Work to complete
Lay out as a numbered list the lines of the listing below, from the line containing "624, 870, 654]" through the line containing "168, 133, 191]", both included. Leave out any blank lines.

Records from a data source
>>

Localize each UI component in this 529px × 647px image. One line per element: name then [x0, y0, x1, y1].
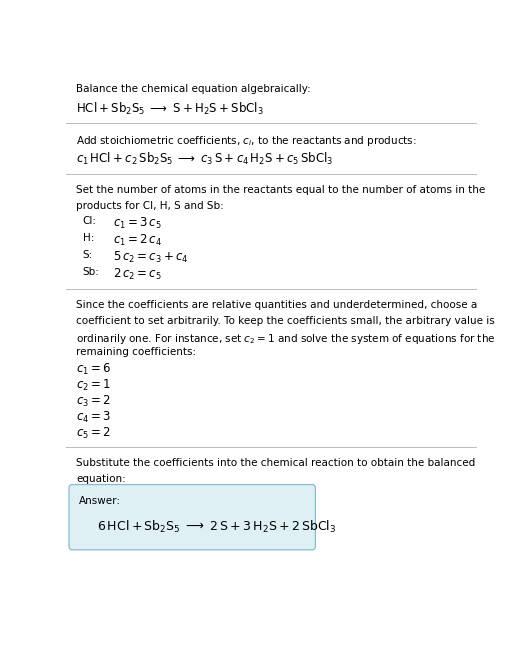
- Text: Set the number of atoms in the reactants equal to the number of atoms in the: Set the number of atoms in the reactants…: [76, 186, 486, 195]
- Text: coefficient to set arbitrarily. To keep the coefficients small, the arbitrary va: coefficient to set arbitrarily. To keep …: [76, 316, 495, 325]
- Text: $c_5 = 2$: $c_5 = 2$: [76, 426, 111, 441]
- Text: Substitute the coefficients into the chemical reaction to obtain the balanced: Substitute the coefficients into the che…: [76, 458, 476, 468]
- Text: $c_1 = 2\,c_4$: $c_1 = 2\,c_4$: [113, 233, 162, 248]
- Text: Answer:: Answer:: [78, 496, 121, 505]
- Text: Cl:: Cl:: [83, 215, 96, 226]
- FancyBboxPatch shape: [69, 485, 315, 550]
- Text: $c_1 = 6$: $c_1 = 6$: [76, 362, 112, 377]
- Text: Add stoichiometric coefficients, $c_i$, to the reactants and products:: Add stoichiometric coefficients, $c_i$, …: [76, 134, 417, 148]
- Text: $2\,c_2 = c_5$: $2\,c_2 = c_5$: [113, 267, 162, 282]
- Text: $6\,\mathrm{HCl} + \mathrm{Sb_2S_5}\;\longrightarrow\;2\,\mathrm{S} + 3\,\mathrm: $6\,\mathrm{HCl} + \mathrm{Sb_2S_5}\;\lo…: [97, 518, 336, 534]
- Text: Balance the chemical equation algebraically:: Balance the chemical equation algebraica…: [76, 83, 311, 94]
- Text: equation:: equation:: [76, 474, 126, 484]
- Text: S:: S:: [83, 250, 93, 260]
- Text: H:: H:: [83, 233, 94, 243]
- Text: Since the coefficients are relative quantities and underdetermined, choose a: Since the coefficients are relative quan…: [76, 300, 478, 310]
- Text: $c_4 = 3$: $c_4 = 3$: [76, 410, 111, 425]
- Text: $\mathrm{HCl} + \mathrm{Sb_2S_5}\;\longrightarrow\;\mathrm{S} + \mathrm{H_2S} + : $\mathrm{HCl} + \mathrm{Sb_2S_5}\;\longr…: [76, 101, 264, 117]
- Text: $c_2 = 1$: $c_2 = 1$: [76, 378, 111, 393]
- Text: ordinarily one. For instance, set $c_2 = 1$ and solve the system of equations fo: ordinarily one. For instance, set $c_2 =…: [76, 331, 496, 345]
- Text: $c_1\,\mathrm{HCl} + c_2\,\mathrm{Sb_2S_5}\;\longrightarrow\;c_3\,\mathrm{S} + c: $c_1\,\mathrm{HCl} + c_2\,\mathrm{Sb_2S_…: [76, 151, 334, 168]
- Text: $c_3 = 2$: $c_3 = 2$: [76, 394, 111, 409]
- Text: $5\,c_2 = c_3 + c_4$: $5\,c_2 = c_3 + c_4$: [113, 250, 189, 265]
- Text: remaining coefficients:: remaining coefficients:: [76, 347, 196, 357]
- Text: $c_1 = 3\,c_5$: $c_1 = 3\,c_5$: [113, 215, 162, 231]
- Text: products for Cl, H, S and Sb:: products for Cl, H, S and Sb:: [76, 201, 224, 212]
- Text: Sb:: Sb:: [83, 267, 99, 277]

<<
>>

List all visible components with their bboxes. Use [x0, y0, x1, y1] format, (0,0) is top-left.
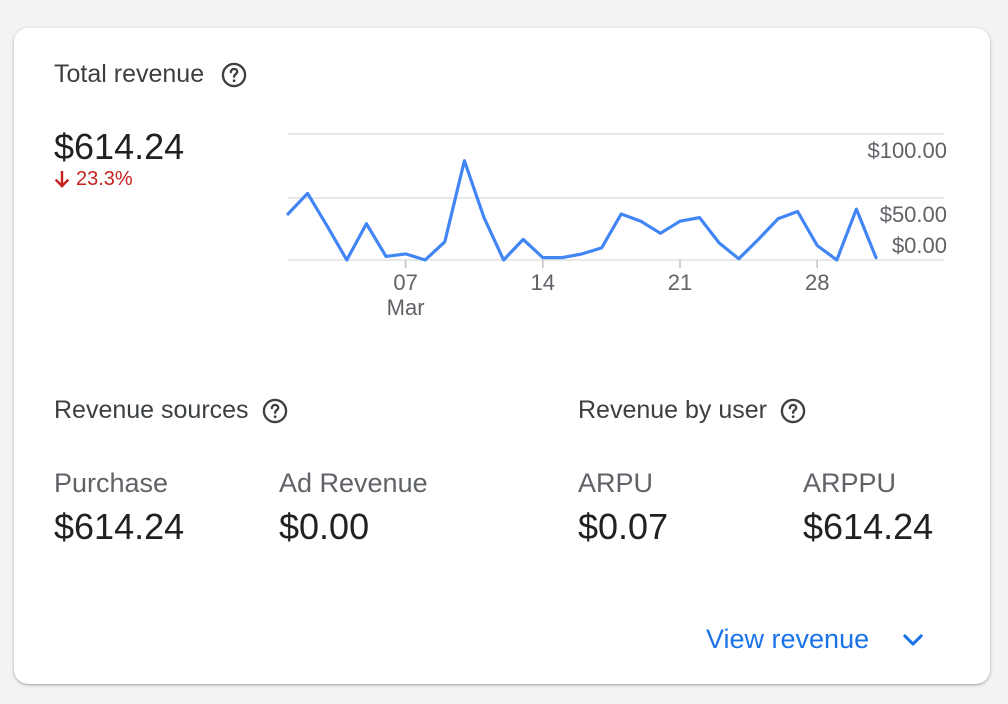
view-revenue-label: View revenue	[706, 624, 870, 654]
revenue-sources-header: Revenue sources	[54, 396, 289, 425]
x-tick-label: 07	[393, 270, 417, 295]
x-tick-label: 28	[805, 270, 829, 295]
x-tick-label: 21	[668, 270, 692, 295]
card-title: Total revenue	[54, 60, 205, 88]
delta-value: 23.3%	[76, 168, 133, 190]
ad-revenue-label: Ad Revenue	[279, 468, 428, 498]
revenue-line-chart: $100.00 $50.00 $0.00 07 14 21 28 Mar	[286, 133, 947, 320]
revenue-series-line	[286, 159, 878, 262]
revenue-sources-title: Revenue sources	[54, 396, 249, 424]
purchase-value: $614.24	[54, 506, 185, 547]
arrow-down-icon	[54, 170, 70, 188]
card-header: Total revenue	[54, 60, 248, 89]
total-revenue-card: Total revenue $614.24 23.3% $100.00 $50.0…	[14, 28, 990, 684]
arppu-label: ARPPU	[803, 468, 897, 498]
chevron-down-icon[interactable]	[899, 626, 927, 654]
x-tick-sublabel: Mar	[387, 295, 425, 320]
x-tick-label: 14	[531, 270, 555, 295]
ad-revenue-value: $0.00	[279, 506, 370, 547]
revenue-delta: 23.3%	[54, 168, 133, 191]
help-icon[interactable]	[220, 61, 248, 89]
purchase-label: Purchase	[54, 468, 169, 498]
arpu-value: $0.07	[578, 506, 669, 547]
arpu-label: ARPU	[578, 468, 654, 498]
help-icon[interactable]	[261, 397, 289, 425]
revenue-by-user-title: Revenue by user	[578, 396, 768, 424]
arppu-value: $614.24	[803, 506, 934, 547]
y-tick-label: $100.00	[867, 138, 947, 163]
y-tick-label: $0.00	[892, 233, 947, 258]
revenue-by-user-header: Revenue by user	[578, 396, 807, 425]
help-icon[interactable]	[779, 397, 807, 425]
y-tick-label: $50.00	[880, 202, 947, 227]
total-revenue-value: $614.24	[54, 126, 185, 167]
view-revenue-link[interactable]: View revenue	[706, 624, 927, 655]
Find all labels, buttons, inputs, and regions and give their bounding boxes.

<<

Task output
1. view-revenue-label: View revenue	[706, 624, 870, 654]
2. revenue-sources-header: Revenue sources	[54, 396, 289, 425]
3. x-tick-label: 07	[393, 270, 417, 295]
4. x-tick-label: 28	[805, 270, 829, 295]
5. x-tick-label: 21	[668, 270, 692, 295]
6. card-title: Total revenue	[54, 60, 205, 88]
7. delta-value: 23.3%	[76, 168, 133, 190]
8. ad-revenue-label: Ad Revenue	[279, 468, 428, 498]
9. revenue-line-chart: $100.00 $50.00 $0.00 07 14 21 28 Mar	[286, 133, 947, 320]
10. revenue-series-line	[286, 159, 878, 262]
11. revenue-sources-title: Revenue sources	[54, 396, 249, 424]
12. purchase-value: $614.24	[54, 506, 185, 547]
13. arrow-down-icon	[54, 170, 70, 188]
14. card-header: Total revenue	[54, 60, 248, 89]
15. total-revenue-card: Total revenue $614.24 23.3% $100.00 $50.0…	[14, 28, 990, 684]
16. arppu-label: ARPPU	[803, 468, 897, 498]
17. chevron-down-icon[interactable]	[899, 626, 927, 654]
18. x-tick-sublabel: Mar	[387, 295, 425, 320]
19. x-tick-label: 14	[531, 270, 555, 295]
20. ad-revenue-value: $0.00	[279, 506, 370, 547]
21. revenue-delta: 23.3%	[54, 168, 133, 191]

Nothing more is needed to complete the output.